## Do this:
Set down all of the data that follows word for word, without the images.

Stored records:
^^^^^^^^^^^^^^^^

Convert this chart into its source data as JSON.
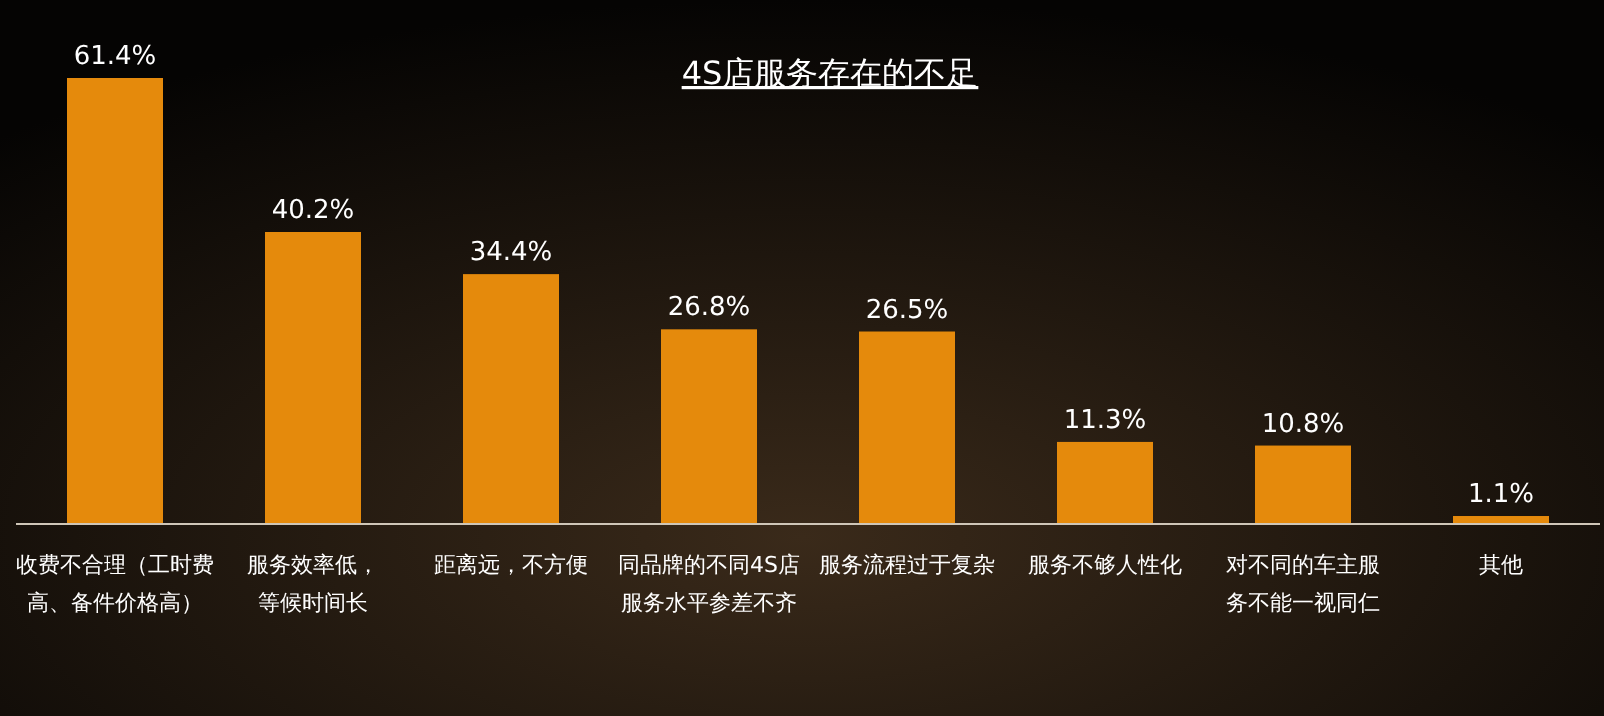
{
  "chart_data": {
    "type": "bar",
    "title": "4S店服务存在的不足",
    "categories": [
      "收费不合理（工时费高、备件价格高）",
      "服务效率低，等候时间长",
      "距离远，不方便",
      "同品牌的不同4S店服务水平参差不齐",
      "服务流程过于复杂",
      "服务不够人性化",
      "对不同的车主服务不能一视同仁",
      "其他"
    ],
    "values": [
      61.4,
      40.2,
      34.4,
      26.8,
      26.5,
      11.3,
      10.8,
      1.1
    ],
    "value_labels": [
      "61.4%",
      "40.2%",
      "34.4%",
      "26.8%",
      "26.5%",
      "11.3%",
      "10.8%",
      "1.1%"
    ],
    "color": "#e58a0c"
  }
}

^^^^^^^^^^^^^^^^

## Result below:
Convert this chart into its source data as JSON.
{
  "chart_data": {
    "type": "bar",
    "title": "4S店服务存在的不足",
    "categories": [
      "收费不合理（工时费高、备件价格高）",
      "服务效率低，等候时间长",
      "距离远，不方便",
      "同品牌的不同4S店服务水平参差不齐",
      "服务流程过于复杂",
      "服务不够人性化",
      "对不同的车主服务不能一视同仁",
      "其他"
    ],
    "values": [
      61.4,
      40.2,
      34.4,
      26.8,
      26.5,
      11.3,
      10.8,
      1.1
    ],
    "value_labels": [
      "61.4%",
      "40.2%",
      "34.4%",
      "26.8%",
      "26.5%",
      "11.3%",
      "10.8%",
      "1.1%"
    ],
    "color": "#e58a0c"
  }
}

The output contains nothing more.